**Text provided:**
That’s a good point, and I’m not sure if I realized that this distinction is an explicit part of Nullables or not.
It so happens that I’ve been writing my Stubs like this already for a couple of years now. I haven’t used Mocks in a long time because I believe Mocks almost always test the wrong thing: you should be testing that your code is producing the correct result, not that its implementation happens to call some other code a certain way. I also don’t use Fakes because then how do you know that your Fake is implemented correctly? Do you test your Fake somehow before you use your Fake to test something else?
So, I only use Stubs if I can help it, and I only Stub out code that communicates with the outside world.
With your approach to Nullables, what do you do for interfaces that are supposed to return a value, like an HTTP API? Do you just hard code one response in your Nullable, or do you somehow make your Nullable configurable via the factory functions? When I’m working with APIs like that, I use boring old inversion-of-control (a.k.a. dependency-injection without a “DI framework”) so that I can write a custom Stub for a given test case. The downside is, of course, that the inversion-of-control causes the dependency to propagate through all of the code that uses the interface.
The createNull() factory is configurable, and exists (at varying levels of abstraction) in every intermediate dependency. It decomposes the configuration for the next level down. This prevents the problem of having to propagate a low-level Stub in a high-level test, because the createNull() factories do the propagation for you.

**Tasks:**
a) In the forum discussion about Nullables, what does the createNull() factory do with the configuration for the next level down?
b) Summarize the Nullables discussion in two sentences.
c) Continue the forum discussion about Nullables from where the text ends.

**Supplied information:**
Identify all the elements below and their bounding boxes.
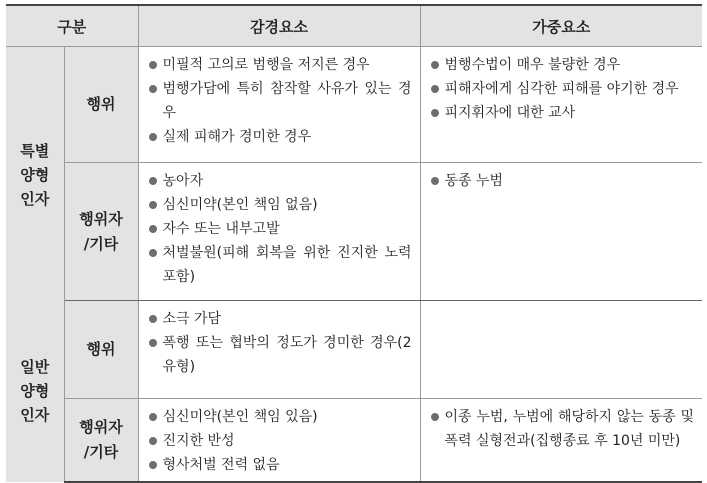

**Results in order:**
a) It decomposes that configuration.

b) One participant avoids Mocks and Fakes, uses Stubs only for code that communicates with the outside world, and asks how Nullables handle interfaces that return values, noting that inversion-of-control spreads the dependency through all code using the interface. The reply says the createNull() factory is configurable, exists in every intermediate dependency, and decomposes the configuration for the next level down, so a high-level test doesn't need to propagate a low-level Stub.

c)
Consider my DB layer: when I create a Nullable for functionality that normally requires the DB, how does that Nullable work? I want to test functionality that both reads and writes things to the DB. How do I do that in a way that doesn’t require my test code to know the details about how it’s going to access the DB?
If we’re at a low level, of course, this isn’t so bad. The Nullable works like a standard fake–I give it a set response that it returns when I run my SQL (or my ORM query). Maybe the value is limited, but it clearly works.
But what about in a high level case, where I’m testing code that calls into something that calls into the DB? It feels like either:
I have a configured response at the highest level, in which case I’ve recreated a normal mock
The calls go through all the intervening layers, at which point I have to break encapsulation, and inject configured responses for all the intervening objects–my test knows too much.
I could avoid configuring responses by writing to something like an in-memory database, which works, but doesn’t sound like a Nullable, and brings its own challenges.
In other words, I can see how this works for
“fire and forget” type objects (stdout, a logger, etc)
direct stateful dependencies of the code under test
but how it works for indirect dependencies that maintain their own state isn’t obvious.
The part you’re missing is the focus on encapsulation. The intervening layers are also Nullable, and are implemented by delegating to their Nullable dependencies. Your tests only ever concern themselves with the unit under test and its direct dependencies. Lower-level details are encapsulated.
That example includes a web server that talks to a ROT-13 microservice. When the user enters data into a form, the browser makes a POST request. The POST request is handled by WwwRouter, which delegates to HomePageController, which delegates to Rot13Client, which uses HttpClient to make a POST request to the service.
In this example, HomePageController is analogous to your high-level code that calls into something that calls into the DB. HomePageController depends on Rot13Client, but it’s unaware of HttpClient, which is encapsulated by Rot13Client.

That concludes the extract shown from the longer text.